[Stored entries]
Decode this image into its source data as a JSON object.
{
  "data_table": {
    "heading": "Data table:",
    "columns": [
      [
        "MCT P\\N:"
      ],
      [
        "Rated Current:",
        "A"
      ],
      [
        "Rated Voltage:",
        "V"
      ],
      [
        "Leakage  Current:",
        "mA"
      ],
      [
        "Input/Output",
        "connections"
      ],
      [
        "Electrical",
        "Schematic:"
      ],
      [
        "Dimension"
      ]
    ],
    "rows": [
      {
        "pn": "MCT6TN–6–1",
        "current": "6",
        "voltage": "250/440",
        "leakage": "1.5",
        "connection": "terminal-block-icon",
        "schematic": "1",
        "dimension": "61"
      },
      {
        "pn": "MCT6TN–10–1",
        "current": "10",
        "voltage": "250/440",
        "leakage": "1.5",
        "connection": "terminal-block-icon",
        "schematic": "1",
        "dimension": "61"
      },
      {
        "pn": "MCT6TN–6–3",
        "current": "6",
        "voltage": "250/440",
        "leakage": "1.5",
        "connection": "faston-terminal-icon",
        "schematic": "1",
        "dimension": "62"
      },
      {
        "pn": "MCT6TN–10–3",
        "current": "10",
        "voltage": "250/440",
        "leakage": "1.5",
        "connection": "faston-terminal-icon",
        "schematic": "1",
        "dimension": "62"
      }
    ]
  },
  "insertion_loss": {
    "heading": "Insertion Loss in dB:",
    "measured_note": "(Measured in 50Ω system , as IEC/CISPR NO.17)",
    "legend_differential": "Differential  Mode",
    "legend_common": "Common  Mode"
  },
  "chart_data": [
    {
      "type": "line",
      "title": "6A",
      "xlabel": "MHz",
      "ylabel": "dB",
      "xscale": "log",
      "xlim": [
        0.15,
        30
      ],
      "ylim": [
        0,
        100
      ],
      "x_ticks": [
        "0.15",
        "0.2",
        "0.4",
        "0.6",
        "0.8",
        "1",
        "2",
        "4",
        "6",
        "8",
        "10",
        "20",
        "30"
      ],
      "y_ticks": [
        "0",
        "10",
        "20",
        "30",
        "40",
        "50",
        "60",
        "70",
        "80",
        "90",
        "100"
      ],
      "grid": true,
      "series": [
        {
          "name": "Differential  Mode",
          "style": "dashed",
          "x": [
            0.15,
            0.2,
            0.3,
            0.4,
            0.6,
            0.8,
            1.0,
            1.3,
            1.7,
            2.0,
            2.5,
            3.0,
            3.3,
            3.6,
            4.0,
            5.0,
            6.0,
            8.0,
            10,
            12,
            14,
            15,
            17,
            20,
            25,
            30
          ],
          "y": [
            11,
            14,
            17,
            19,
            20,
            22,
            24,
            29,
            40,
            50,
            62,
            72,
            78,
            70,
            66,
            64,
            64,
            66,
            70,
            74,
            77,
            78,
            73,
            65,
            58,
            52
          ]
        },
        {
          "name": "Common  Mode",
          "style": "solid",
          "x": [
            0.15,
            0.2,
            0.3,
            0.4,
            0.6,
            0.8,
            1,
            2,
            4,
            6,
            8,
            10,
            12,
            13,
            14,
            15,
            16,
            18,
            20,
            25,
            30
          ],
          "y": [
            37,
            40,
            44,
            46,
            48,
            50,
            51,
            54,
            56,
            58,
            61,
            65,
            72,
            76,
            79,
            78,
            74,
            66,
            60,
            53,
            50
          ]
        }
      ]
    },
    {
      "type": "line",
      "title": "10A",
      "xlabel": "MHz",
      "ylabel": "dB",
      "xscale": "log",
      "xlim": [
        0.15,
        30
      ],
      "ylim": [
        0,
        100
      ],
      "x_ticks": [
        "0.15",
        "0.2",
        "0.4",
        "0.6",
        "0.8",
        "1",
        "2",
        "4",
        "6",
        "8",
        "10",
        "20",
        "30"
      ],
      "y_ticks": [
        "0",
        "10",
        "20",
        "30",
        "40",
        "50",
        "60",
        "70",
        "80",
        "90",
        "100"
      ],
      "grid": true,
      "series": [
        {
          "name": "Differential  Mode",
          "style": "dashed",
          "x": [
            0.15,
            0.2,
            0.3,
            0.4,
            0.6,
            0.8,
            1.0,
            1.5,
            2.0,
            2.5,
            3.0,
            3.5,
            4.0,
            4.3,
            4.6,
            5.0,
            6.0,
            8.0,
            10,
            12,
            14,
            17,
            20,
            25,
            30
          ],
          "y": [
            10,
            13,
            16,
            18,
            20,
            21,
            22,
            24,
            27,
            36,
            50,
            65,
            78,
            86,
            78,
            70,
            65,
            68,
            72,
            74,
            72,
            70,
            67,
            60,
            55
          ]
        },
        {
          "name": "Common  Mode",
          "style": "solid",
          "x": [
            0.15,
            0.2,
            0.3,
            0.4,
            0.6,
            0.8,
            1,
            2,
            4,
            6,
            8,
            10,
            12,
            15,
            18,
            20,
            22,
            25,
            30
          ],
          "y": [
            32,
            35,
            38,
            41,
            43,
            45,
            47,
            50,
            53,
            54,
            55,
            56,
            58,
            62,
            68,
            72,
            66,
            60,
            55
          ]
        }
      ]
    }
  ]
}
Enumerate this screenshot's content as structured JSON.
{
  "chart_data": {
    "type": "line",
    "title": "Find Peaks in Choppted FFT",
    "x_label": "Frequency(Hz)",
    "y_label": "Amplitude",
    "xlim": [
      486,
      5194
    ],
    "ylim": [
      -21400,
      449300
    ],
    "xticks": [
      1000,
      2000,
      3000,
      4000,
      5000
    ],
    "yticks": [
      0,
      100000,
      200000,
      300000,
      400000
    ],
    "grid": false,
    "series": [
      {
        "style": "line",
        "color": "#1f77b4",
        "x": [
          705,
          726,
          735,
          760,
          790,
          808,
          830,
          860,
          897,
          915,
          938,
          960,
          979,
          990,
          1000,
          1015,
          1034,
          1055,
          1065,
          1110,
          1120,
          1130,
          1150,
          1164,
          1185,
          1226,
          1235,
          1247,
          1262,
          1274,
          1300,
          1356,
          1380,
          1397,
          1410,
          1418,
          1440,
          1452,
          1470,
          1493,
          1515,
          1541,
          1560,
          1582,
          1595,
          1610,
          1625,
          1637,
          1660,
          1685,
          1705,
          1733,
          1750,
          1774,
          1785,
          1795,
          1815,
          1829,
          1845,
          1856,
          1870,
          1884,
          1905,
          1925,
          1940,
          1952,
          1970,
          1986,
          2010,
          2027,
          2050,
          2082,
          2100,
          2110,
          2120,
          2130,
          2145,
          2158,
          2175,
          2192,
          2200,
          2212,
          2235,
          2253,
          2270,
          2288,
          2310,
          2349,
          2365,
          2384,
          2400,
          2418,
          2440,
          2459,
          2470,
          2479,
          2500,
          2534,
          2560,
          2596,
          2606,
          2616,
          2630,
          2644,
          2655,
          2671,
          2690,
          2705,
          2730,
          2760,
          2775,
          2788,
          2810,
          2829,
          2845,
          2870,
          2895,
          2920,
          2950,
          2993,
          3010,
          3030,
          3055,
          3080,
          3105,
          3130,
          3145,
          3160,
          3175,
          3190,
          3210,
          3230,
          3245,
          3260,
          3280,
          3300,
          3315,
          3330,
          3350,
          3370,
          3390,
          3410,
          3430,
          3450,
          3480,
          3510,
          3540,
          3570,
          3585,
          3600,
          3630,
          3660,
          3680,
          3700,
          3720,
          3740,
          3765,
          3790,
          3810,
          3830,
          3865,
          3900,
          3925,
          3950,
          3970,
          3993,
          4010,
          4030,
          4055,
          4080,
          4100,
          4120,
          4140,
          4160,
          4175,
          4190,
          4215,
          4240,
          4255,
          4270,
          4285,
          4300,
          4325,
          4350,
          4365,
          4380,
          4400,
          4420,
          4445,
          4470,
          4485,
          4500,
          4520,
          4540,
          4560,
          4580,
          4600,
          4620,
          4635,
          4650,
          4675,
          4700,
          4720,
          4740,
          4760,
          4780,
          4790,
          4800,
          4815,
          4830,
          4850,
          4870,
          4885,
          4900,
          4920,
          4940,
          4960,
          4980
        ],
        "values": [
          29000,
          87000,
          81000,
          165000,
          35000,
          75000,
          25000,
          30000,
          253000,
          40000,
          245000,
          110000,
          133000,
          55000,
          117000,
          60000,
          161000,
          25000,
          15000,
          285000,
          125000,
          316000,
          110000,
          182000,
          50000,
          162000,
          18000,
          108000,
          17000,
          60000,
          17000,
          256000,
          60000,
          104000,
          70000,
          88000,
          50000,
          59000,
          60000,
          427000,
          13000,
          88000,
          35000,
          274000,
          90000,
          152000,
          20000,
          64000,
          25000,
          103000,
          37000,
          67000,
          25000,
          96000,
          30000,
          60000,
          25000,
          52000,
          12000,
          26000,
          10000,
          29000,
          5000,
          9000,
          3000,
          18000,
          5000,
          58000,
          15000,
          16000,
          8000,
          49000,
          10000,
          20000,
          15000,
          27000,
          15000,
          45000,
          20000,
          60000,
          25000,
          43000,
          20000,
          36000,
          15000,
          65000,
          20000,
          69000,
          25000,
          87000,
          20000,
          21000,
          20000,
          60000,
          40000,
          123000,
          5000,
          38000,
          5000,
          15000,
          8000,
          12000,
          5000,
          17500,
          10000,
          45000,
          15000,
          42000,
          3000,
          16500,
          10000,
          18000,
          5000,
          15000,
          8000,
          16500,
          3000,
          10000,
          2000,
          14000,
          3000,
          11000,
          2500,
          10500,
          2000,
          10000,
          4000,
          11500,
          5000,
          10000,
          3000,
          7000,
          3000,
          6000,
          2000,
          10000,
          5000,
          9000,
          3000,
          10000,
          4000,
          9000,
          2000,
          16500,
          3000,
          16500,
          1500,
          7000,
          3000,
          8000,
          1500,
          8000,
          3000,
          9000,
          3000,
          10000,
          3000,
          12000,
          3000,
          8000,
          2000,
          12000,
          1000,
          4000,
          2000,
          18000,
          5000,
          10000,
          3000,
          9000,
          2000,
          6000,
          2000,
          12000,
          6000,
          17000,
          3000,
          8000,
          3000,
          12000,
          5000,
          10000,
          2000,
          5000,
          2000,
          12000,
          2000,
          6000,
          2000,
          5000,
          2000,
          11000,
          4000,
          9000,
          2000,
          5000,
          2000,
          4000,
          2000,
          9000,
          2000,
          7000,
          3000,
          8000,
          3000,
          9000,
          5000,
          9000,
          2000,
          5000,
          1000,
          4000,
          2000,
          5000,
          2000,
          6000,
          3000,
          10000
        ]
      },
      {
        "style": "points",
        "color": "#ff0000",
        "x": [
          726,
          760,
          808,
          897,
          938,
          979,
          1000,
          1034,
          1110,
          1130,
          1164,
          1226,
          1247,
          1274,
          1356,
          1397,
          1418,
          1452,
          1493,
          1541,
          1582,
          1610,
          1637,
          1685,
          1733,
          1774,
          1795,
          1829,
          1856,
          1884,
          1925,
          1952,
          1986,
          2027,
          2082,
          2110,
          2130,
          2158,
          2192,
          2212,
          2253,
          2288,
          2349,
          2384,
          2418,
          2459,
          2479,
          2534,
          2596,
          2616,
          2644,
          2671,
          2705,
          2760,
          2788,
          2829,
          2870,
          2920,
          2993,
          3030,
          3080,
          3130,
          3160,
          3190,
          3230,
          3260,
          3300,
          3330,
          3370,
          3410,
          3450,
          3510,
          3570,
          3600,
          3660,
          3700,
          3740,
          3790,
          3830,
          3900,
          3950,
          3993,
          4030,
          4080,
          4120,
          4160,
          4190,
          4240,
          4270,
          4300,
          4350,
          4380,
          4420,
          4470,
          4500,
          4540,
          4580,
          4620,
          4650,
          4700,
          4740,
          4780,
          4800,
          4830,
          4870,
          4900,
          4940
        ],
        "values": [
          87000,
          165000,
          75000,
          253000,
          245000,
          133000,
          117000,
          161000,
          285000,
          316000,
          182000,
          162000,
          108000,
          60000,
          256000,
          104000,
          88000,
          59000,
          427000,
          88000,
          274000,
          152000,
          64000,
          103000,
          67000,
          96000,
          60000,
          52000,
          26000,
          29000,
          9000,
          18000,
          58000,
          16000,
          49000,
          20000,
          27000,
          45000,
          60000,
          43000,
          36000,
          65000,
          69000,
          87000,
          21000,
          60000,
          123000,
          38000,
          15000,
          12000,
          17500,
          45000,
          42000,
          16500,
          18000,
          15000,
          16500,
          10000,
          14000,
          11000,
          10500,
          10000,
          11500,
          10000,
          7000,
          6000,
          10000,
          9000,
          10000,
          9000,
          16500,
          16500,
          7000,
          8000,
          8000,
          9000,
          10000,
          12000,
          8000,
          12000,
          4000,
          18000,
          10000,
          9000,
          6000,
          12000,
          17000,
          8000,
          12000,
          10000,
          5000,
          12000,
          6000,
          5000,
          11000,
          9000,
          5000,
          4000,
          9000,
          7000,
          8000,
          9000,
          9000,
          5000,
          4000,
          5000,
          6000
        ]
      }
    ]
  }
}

**WHAT IS EXPECTED**
Report each line of the material above where the word "JSON" appears.

**OUTPUT OF THE TASK**
Decode this image into its source data as a JSON object.
Enumerate this screenshot's content as structured JSON.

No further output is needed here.